[Boxed element entries]
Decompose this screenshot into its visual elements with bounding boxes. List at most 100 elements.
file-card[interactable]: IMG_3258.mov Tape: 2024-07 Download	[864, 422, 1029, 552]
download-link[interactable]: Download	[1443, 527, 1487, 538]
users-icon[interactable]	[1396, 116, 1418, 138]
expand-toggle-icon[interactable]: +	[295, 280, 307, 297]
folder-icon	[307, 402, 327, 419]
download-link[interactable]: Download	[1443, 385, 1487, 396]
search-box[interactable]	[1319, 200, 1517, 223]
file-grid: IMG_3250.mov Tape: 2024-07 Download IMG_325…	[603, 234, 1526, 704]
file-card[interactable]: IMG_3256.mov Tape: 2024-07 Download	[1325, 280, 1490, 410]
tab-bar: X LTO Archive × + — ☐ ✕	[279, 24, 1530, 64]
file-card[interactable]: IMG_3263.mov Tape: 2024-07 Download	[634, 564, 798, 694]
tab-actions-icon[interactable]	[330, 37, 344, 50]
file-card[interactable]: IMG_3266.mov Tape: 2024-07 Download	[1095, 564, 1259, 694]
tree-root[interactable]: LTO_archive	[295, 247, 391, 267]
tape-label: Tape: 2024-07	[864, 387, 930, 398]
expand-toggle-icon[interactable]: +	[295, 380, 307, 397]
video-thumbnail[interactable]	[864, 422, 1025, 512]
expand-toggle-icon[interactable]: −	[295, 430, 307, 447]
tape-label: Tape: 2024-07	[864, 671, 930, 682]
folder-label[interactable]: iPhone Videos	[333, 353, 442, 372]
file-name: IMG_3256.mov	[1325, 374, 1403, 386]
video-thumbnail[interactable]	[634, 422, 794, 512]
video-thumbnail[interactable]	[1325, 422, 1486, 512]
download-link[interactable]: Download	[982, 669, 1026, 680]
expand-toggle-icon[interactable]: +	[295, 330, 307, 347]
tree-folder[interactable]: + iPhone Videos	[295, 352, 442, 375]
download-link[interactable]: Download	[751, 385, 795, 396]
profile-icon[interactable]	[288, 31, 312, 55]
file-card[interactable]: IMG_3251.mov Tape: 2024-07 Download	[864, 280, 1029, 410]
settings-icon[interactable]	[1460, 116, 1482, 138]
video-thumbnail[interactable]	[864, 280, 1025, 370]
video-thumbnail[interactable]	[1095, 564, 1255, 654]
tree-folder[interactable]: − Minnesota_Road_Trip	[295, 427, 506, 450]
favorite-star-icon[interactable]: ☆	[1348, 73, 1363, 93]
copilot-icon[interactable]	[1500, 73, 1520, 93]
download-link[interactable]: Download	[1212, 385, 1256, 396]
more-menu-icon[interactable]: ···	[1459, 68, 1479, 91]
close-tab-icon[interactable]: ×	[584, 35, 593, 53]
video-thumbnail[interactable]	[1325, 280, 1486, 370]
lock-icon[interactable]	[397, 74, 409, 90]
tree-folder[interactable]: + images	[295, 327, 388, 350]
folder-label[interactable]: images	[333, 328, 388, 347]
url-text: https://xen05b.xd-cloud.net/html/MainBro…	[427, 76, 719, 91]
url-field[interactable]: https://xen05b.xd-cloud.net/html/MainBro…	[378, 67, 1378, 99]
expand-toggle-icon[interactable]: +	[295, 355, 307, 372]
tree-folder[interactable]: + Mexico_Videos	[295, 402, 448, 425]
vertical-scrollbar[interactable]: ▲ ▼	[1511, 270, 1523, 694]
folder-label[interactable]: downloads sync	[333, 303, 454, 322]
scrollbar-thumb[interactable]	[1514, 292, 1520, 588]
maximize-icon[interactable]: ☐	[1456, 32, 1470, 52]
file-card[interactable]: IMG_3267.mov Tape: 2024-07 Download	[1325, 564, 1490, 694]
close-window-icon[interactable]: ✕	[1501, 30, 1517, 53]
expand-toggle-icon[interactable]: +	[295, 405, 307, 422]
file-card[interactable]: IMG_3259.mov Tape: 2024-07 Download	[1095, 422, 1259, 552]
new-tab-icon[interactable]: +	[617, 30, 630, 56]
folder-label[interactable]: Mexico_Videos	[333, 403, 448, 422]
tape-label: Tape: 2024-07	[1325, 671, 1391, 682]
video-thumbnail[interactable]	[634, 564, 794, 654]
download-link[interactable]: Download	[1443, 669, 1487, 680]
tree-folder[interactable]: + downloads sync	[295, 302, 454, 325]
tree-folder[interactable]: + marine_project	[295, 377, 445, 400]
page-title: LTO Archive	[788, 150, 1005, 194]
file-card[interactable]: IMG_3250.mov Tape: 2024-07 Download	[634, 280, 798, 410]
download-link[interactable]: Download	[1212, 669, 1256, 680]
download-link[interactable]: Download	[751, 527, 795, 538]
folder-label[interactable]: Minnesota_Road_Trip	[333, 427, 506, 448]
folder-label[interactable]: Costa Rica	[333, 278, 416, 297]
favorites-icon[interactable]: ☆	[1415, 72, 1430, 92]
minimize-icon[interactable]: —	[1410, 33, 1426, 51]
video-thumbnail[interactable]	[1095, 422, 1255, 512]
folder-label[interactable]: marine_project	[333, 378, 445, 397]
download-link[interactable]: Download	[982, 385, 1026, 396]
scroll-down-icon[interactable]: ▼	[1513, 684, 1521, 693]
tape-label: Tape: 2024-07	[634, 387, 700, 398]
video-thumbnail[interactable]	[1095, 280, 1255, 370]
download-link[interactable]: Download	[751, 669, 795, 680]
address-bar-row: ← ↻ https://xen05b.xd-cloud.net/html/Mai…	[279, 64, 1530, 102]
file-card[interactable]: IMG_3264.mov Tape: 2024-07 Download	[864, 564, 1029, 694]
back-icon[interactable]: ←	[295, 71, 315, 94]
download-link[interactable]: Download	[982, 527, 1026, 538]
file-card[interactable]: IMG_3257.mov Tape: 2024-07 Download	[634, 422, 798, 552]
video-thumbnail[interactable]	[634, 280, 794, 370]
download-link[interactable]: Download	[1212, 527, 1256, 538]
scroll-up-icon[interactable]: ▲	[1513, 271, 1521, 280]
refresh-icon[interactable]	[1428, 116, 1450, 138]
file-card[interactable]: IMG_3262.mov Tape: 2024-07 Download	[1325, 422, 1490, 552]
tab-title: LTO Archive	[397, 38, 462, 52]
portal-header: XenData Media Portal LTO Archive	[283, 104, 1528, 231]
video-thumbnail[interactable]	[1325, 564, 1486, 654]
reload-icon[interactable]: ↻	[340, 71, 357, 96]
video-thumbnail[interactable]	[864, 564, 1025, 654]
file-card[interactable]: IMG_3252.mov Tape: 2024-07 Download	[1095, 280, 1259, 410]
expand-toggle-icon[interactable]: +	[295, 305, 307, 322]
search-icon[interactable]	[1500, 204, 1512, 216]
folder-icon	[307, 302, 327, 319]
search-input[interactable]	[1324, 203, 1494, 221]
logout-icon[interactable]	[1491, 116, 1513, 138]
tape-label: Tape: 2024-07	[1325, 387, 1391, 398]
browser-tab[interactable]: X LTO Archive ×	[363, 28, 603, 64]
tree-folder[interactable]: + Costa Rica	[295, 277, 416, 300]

## SHORT PROBLEM:
Copy every line of the material above verbatim, in the same order.

## RESULT OF THE EXERCISE:
Decompose this screenshot into its visual elements with bounding boxes. List at most 100 elements.
file-card[interactable]: IMG_3258.mov Tape: 2024-07 Download	[864, 422, 1029, 552]
download-link[interactable]: Download	[1443, 527, 1487, 538]
users-icon[interactable]	[1396, 116, 1418, 138]
expand-toggle-icon[interactable]: +	[295, 280, 307, 297]
folder-icon	[307, 402, 327, 419]
download-link[interactable]: Download	[1443, 385, 1487, 396]
search-box[interactable]	[1319, 200, 1517, 223]
file-grid: IMG_3250.mov Tape: 2024-07 Download IMG_325…	[603, 234, 1526, 704]
file-card[interactable]: IMG_3256.mov Tape: 2024-07 Download	[1325, 280, 1490, 410]
tab-bar: X LTO Archive × + — ☐ ✕	[279, 24, 1530, 64]
file-card[interactable]: IMG_3263.mov Tape: 2024-07 Download	[634, 564, 798, 694]
tab-actions-icon[interactable]	[330, 37, 344, 50]
file-card[interactable]: IMG_3266.mov Tape: 2024-07 Download	[1095, 564, 1259, 694]
tree-root[interactable]: LTO_archive	[295, 247, 391, 267]
tape-label: Tape: 2024-07	[864, 387, 930, 398]
expand-toggle-icon[interactable]: +	[295, 380, 307, 397]
video-thumbnail[interactable]	[864, 422, 1025, 512]
expand-toggle-icon[interactable]: −	[295, 430, 307, 447]
tape-label: Tape: 2024-07	[864, 671, 930, 682]
folder-label[interactable]: iPhone Videos	[333, 353, 442, 372]
file-name: IMG_3256.mov	[1325, 374, 1403, 386]
video-thumbnail[interactable]	[634, 422, 794, 512]
video-thumbnail[interactable]	[1325, 422, 1486, 512]
download-link[interactable]: Download	[982, 669, 1026, 680]
expand-toggle-icon[interactable]: +	[295, 330, 307, 347]
tree-folder[interactable]: + iPhone Videos	[295, 352, 442, 375]
download-link[interactable]: Download	[751, 385, 795, 396]
profile-icon[interactable]	[288, 31, 312, 55]
file-card[interactable]: IMG_3251.mov Tape: 2024-07 Download	[864, 280, 1029, 410]
settings-icon[interactable]	[1460, 116, 1482, 138]
video-thumbnail[interactable]	[864, 280, 1025, 370]
video-thumbnail[interactable]	[1095, 564, 1255, 654]
tree-folder[interactable]: − Minnesota_Road_Trip	[295, 427, 506, 450]
favorite-star-icon[interactable]: ☆	[1348, 73, 1363, 93]
copilot-icon[interactable]	[1500, 73, 1520, 93]
download-link[interactable]: Download	[1212, 385, 1256, 396]
more-menu-icon[interactable]: ···	[1459, 68, 1479, 91]
close-tab-icon[interactable]: ×	[584, 35, 593, 53]
video-thumbnail[interactable]	[1325, 280, 1486, 370]
lock-icon[interactable]	[397, 74, 409, 90]
tree-folder[interactable]: + images	[295, 327, 388, 350]
folder-label[interactable]: images	[333, 328, 388, 347]
url-text: https://xen05b.xd-cloud.net/html/MainBro…	[427, 76, 719, 91]
url-field[interactable]: https://xen05b.xd-cloud.net/html/MainBro…	[378, 67, 1378, 99]
expand-toggle-icon[interactable]: +	[295, 355, 307, 372]
tree-folder[interactable]: + Mexico_Videos	[295, 402, 448, 425]
vertical-scrollbar[interactable]: ▲ ▼	[1511, 270, 1523, 694]
folder-label[interactable]: downloads sync	[333, 303, 454, 322]
scrollbar-thumb[interactable]	[1514, 292, 1520, 588]
maximize-icon[interactable]: ☐	[1456, 32, 1470, 52]
file-card[interactable]: IMG_3267.mov Tape: 2024-07 Download	[1325, 564, 1490, 694]
close-window-icon[interactable]: ✕	[1501, 30, 1517, 53]
expand-toggle-icon[interactable]: +	[295, 405, 307, 422]
file-card[interactable]: IMG_3259.mov Tape: 2024-07 Download	[1095, 422, 1259, 552]
new-tab-icon[interactable]: +	[617, 30, 630, 56]
folder-label[interactable]: Mexico_Videos	[333, 403, 448, 422]
tape-label: Tape: 2024-07	[1325, 671, 1391, 682]
video-thumbnail[interactable]	[634, 564, 794, 654]
download-link[interactable]: Download	[1443, 669, 1487, 680]
tree-folder[interactable]: + downloads sync	[295, 302, 454, 325]
tree-folder[interactable]: + marine_project	[295, 377, 445, 400]
page-title: LTO Archive	[788, 150, 1005, 194]
file-card[interactable]: IMG_3250.mov Tape: 2024-07 Download	[634, 280, 798, 410]
download-link[interactable]: Download	[1212, 669, 1256, 680]
download-link[interactable]: Download	[751, 527, 795, 538]
folder-label[interactable]: Minnesota_Road_Trip	[333, 427, 506, 448]
folder-label[interactable]: Costa Rica	[333, 278, 416, 297]
favorites-icon[interactable]: ☆	[1415, 72, 1430, 92]
minimize-icon[interactable]: —	[1410, 33, 1426, 51]
video-thumbnail[interactable]	[1095, 422, 1255, 512]
folder-label[interactable]: marine_project	[333, 378, 445, 397]
download-link[interactable]: Download	[982, 385, 1026, 396]
scroll-down-icon[interactable]: ▼	[1513, 684, 1521, 693]
tape-label: Tape: 2024-07	[634, 387, 700, 398]
video-thumbnail[interactable]	[1095, 280, 1255, 370]
download-link[interactable]: Download	[751, 669, 795, 680]
address-bar-row: ← ↻ https://xen05b.xd-cloud.net/html/Mai…	[279, 64, 1530, 102]
file-card[interactable]: IMG_3264.mov Tape: 2024-07 Download	[864, 564, 1029, 694]
back-icon[interactable]: ←	[295, 71, 315, 94]
download-link[interactable]: Download	[982, 527, 1026, 538]
file-card[interactable]: IMG_3257.mov Tape: 2024-07 Download	[634, 422, 798, 552]
video-thumbnail[interactable]	[634, 280, 794, 370]
download-link[interactable]: Download	[1212, 527, 1256, 538]
scroll-up-icon[interactable]: ▲	[1513, 271, 1521, 280]
refresh-icon[interactable]	[1428, 116, 1450, 138]
file-card[interactable]: IMG_3262.mov Tape: 2024-07 Download	[1325, 422, 1490, 552]
tab-title: LTO Archive	[397, 38, 462, 52]
portal-header: XenData Media Portal LTO Archive	[283, 104, 1528, 231]
video-thumbnail[interactable]	[1325, 564, 1486, 654]
reload-icon[interactable]: ↻	[340, 71, 357, 96]
video-thumbnail[interactable]	[864, 564, 1025, 654]
file-card[interactable]: IMG_3252.mov Tape: 2024-07 Download	[1095, 280, 1259, 410]
expand-toggle-icon[interactable]: +	[295, 305, 307, 322]
search-icon[interactable]	[1500, 204, 1512, 216]
folder-icon	[307, 302, 327, 319]
search-input[interactable]	[1324, 203, 1494, 221]
logout-icon[interactable]	[1491, 116, 1513, 138]
tape-label: Tape: 2024-07	[1325, 387, 1391, 398]
browser-tab[interactable]: X LTO Archive ×	[363, 28, 603, 64]
tree-folder[interactable]: + Costa Rica	[295, 277, 416, 300]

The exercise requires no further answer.